Saved data entries
┄┄┄┄┄┄┄┄┄┄┄┄┄┄┄┄┄┄┄┄

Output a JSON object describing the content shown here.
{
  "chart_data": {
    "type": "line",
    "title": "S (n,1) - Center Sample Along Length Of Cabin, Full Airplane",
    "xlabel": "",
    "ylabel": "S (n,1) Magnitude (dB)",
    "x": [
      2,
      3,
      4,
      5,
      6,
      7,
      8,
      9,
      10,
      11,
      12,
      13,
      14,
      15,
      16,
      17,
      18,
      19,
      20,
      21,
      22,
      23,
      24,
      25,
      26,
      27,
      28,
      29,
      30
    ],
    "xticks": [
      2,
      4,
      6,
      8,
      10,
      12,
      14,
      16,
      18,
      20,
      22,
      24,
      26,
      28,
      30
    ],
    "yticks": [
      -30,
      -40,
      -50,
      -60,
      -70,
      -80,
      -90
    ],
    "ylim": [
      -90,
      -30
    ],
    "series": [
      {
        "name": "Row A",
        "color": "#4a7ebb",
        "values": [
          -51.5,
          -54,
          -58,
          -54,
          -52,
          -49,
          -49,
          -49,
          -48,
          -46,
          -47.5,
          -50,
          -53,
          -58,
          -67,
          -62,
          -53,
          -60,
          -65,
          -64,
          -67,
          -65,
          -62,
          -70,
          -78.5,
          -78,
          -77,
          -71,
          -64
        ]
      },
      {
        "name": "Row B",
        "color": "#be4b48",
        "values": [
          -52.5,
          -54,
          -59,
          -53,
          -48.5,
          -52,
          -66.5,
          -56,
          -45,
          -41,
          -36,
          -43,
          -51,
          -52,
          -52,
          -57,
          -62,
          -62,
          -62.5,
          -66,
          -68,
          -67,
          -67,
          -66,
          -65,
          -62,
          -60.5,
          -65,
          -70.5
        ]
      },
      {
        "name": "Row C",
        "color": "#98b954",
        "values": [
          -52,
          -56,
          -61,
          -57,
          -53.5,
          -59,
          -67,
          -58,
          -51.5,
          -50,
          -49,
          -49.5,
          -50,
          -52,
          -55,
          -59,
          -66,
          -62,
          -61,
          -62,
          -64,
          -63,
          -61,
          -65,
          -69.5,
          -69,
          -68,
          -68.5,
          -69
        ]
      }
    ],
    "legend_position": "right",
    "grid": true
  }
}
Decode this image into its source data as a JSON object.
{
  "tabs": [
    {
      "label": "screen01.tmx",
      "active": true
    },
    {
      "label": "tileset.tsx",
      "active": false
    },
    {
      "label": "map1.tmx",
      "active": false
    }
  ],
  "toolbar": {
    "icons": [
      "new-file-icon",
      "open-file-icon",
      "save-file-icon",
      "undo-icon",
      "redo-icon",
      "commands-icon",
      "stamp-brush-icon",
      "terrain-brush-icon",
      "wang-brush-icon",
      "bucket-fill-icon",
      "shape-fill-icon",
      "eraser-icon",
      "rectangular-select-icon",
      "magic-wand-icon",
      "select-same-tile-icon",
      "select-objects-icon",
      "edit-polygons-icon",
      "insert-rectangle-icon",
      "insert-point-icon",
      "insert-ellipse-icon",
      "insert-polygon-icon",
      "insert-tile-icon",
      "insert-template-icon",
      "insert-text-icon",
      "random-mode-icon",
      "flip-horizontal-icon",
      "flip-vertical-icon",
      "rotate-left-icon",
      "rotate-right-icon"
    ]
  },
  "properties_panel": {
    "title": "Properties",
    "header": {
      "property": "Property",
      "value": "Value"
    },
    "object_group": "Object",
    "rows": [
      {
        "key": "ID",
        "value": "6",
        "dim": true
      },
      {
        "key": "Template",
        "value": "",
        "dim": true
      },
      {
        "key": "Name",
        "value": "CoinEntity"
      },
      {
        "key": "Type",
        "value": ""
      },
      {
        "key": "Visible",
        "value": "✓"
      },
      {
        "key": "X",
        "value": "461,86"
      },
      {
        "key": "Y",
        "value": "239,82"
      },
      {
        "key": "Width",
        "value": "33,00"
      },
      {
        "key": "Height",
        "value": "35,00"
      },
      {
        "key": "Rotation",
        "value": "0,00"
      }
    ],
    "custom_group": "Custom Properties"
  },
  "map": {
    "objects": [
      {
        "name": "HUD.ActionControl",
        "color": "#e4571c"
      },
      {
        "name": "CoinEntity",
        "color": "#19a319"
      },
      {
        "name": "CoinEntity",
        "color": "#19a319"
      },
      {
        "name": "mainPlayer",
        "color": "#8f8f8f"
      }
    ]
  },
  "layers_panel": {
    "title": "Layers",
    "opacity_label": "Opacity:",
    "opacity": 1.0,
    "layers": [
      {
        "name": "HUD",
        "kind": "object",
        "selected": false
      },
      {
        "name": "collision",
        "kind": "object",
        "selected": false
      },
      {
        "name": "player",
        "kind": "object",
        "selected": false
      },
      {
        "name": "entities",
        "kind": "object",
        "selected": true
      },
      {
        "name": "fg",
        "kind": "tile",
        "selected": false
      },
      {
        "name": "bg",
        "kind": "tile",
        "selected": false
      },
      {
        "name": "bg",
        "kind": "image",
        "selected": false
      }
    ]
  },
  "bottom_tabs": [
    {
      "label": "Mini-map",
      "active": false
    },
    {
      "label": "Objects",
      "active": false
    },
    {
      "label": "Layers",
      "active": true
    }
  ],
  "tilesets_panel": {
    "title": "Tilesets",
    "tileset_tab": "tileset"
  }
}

┄┄┄┄┄┄┄┄┄┄┄┄┄┄┄┄┄┄┄┄

_Task goal_: Across the entries above, how many lines contain "insert"? Provide only the count.

_Reply to the exercise_: 7